__Exercise__. In the entries that follow, how many lines contain the word "TradingView"? Answer with the number only.

__Extracted records__.
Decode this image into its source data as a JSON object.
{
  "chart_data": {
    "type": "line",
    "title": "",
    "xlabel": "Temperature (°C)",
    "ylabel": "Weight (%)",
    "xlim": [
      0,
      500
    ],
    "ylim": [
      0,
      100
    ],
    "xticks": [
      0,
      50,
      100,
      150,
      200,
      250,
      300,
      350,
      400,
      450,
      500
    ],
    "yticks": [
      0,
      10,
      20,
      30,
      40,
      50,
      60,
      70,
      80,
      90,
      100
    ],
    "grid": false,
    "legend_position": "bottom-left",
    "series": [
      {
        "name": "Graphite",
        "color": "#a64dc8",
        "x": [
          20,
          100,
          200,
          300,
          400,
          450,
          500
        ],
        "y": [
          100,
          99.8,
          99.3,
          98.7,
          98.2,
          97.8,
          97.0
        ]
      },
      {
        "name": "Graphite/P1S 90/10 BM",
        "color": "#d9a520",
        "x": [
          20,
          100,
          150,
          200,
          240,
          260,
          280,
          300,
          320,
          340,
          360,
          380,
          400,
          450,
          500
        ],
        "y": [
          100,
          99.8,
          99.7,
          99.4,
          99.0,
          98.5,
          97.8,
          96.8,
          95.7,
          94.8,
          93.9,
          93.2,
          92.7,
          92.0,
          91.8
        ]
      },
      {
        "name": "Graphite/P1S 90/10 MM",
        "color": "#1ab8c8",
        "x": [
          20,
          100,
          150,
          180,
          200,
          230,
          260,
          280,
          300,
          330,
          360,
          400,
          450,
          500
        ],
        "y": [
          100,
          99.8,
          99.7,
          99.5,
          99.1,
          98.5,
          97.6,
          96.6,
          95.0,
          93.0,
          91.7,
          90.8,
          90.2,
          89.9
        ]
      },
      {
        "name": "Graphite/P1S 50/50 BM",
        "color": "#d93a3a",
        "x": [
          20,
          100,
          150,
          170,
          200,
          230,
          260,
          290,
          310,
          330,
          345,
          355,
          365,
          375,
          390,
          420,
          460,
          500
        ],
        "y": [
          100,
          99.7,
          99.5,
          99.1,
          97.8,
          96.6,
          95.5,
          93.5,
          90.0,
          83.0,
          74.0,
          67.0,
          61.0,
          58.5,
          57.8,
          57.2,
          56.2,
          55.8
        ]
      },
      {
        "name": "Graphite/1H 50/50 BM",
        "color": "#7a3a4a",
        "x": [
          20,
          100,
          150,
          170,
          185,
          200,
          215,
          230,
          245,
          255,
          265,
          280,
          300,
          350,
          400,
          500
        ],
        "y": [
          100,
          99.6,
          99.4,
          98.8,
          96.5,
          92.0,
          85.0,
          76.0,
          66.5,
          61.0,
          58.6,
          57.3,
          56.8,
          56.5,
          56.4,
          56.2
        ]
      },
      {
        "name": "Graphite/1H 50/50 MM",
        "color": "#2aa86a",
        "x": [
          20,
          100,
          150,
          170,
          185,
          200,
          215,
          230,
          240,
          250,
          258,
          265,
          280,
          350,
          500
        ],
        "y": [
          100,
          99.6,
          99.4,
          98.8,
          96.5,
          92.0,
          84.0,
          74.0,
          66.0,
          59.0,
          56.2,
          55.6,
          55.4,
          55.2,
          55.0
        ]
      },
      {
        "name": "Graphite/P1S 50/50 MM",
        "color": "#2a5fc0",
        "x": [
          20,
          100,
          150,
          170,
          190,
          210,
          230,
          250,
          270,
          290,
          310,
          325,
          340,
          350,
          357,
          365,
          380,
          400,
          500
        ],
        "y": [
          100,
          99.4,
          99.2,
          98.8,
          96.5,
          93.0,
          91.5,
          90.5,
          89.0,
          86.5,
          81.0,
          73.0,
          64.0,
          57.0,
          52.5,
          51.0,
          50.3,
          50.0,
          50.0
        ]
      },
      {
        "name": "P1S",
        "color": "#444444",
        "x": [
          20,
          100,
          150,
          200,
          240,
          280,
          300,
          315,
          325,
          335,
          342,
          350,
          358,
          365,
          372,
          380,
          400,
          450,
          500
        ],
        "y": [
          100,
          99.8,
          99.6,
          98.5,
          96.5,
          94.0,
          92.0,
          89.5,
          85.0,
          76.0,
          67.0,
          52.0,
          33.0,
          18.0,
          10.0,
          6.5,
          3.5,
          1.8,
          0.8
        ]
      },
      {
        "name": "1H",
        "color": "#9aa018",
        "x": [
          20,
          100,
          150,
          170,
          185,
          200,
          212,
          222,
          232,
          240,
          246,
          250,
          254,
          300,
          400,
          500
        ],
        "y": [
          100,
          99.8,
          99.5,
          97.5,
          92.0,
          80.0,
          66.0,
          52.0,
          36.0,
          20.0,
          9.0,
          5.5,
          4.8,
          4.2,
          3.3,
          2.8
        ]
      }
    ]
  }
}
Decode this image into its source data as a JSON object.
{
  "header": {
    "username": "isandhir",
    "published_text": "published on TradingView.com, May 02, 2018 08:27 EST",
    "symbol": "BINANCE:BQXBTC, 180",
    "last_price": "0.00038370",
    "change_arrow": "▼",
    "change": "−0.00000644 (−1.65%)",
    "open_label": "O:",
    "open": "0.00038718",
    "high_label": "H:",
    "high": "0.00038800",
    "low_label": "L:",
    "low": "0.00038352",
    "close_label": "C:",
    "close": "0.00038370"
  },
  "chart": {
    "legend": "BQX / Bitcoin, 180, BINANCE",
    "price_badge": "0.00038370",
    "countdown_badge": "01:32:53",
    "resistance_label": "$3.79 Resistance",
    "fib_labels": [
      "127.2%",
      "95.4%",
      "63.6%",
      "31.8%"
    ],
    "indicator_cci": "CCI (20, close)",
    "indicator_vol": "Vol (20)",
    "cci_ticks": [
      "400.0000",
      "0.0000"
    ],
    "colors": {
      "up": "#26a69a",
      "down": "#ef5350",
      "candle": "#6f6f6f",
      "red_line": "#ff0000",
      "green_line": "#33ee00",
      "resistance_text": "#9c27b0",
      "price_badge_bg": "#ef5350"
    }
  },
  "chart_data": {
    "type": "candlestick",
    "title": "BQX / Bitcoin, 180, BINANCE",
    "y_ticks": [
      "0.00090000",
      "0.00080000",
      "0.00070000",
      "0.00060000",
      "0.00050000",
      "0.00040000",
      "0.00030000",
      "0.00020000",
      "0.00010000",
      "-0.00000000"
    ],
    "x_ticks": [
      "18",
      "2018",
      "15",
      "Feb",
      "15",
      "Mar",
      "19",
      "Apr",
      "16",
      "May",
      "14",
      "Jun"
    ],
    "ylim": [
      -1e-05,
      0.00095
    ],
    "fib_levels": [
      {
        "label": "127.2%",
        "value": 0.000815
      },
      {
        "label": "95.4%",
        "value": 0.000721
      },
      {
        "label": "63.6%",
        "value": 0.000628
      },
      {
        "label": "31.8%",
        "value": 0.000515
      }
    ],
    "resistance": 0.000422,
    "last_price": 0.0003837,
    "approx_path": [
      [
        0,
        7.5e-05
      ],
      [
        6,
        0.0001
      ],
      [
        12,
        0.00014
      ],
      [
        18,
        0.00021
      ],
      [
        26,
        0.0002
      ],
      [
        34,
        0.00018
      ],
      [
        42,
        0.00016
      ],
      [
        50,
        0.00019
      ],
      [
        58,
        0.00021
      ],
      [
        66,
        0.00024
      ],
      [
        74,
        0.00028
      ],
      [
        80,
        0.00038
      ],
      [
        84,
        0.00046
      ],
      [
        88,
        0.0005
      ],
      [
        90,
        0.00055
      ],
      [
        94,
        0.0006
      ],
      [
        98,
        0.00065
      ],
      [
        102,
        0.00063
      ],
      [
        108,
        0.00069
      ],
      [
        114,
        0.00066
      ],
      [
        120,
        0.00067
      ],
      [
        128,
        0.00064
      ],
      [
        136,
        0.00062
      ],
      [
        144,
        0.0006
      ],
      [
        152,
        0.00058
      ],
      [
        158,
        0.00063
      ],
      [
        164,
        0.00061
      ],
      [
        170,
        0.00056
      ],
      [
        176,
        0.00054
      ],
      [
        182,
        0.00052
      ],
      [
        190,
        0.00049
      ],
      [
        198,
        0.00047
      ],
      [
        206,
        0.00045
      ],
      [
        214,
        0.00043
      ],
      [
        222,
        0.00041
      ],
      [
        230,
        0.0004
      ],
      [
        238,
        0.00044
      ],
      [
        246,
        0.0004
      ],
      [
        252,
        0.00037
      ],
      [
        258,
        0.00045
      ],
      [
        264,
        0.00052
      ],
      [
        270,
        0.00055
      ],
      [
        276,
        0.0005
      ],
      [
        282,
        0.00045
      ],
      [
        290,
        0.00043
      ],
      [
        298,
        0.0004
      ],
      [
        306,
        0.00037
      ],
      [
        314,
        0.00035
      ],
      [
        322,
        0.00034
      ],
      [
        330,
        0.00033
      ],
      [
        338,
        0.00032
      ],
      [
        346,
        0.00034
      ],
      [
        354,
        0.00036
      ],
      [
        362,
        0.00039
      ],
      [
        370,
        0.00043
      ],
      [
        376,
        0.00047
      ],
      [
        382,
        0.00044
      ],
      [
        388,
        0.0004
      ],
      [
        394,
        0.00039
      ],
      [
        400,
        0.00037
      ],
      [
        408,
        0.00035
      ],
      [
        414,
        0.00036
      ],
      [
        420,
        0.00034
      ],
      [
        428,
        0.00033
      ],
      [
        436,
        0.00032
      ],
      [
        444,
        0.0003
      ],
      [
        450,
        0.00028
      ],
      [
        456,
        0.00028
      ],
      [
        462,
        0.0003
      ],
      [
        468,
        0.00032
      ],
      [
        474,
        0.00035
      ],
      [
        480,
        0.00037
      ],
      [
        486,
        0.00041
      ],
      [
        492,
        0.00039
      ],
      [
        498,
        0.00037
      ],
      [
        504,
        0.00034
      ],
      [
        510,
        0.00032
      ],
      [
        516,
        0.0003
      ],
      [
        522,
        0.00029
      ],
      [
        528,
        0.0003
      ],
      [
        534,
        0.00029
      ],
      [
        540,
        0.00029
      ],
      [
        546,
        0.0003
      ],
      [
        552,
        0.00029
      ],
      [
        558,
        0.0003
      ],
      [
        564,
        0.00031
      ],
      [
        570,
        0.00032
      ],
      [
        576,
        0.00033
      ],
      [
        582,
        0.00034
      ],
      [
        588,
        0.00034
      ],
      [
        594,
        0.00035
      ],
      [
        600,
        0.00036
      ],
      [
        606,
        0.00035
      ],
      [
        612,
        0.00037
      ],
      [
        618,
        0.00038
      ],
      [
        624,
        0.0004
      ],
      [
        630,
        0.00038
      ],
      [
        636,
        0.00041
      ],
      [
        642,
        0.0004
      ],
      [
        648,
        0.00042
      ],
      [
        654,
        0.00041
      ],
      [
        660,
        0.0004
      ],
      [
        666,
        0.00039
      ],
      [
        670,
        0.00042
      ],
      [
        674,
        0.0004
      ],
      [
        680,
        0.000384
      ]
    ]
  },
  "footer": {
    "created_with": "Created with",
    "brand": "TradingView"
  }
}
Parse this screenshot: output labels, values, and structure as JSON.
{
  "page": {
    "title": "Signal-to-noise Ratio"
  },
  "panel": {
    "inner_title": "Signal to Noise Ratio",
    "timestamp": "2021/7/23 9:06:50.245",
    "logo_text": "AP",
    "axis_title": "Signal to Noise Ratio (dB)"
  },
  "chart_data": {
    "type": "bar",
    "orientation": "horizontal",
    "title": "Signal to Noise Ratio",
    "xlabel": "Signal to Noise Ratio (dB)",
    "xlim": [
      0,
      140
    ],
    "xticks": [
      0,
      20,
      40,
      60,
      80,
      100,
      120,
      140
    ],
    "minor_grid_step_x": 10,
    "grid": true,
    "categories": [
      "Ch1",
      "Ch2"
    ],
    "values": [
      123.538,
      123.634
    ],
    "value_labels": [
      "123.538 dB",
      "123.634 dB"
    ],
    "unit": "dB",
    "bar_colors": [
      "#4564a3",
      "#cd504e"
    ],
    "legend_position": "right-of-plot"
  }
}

__Result for this exercise__. 2